[Stored entries]
START
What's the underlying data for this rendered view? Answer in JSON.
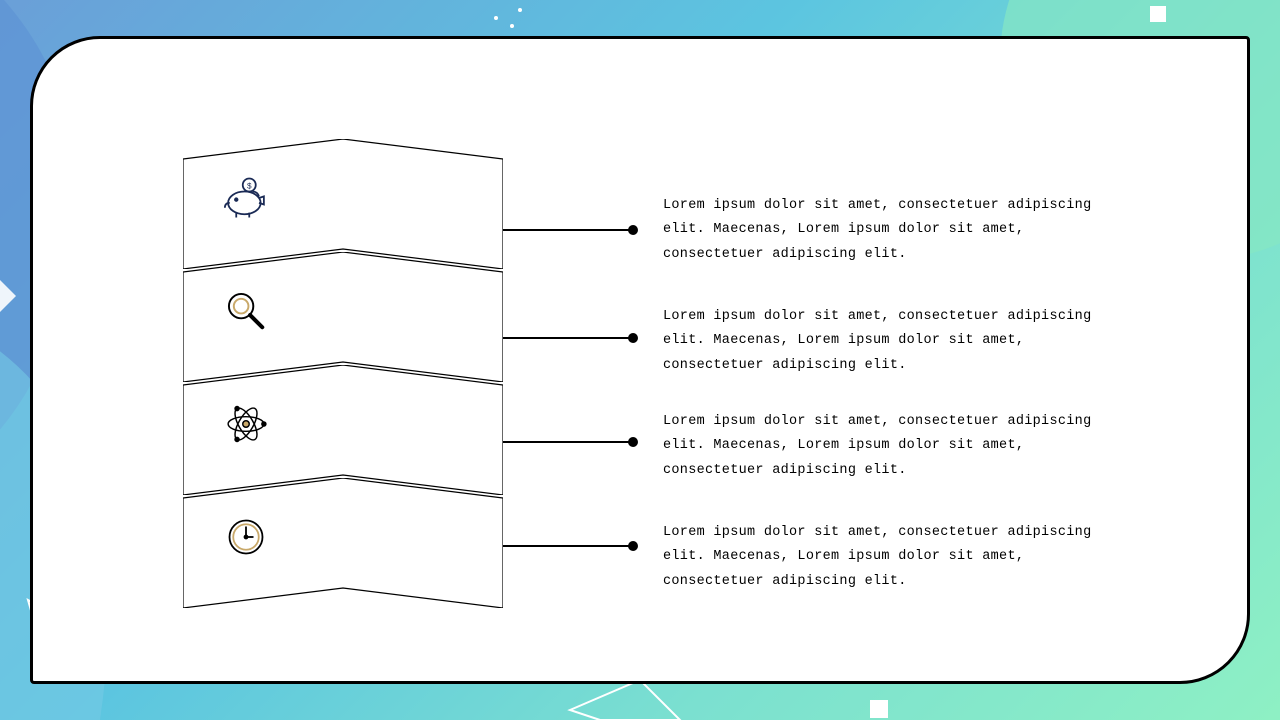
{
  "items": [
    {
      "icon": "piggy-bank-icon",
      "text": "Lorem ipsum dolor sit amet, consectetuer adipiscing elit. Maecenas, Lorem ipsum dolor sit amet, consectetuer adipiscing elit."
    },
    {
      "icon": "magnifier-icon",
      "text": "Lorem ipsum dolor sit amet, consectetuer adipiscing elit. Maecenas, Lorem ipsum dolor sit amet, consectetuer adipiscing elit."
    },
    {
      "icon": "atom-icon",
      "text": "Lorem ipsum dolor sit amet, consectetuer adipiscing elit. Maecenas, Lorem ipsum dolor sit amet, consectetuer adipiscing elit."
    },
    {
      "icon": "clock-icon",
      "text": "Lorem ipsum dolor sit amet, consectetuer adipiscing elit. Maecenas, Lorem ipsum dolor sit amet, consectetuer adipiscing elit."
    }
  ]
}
END
START
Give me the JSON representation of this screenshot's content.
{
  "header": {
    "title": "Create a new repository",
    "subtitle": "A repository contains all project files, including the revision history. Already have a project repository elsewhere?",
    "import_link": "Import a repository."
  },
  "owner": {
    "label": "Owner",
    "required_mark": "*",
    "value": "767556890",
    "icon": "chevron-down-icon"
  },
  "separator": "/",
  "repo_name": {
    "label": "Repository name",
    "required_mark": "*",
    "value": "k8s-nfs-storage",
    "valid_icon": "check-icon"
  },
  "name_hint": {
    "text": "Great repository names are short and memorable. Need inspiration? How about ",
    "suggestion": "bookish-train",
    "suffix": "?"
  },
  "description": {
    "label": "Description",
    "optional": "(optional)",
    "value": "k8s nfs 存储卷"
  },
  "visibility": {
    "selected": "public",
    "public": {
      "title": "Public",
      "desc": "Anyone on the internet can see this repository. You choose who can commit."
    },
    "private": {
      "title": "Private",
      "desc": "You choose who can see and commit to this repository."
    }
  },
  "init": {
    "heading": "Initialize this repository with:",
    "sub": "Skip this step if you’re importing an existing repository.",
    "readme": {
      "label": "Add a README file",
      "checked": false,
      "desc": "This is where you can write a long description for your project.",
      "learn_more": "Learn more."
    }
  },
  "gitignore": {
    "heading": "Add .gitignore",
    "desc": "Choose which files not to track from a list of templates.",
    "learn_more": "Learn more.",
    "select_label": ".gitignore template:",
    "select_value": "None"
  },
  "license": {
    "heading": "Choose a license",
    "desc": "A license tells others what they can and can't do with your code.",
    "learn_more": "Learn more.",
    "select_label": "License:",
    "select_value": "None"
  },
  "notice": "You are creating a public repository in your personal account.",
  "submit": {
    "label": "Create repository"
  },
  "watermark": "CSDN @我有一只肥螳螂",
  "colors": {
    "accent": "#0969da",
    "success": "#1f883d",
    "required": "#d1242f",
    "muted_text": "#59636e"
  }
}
END
START
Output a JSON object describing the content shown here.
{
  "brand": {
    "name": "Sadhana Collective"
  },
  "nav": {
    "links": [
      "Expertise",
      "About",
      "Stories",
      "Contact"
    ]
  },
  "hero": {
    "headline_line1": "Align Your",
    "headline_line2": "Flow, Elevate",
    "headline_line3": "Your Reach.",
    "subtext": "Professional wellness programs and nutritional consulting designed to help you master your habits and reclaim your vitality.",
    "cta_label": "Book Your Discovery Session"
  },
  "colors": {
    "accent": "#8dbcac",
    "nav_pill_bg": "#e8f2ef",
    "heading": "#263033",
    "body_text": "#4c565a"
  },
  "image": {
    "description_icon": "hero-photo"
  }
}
END
- **WHAT YOU HAVE TO DO**
Sift through the entries and copy every line with "files".

- **RIGHT ANSWER**
    "subtitle": "A repository contains all project files, including the revision history. Already have a project repository elsewhere?",
    "desc": "Choose which files not to track from a list of templates.",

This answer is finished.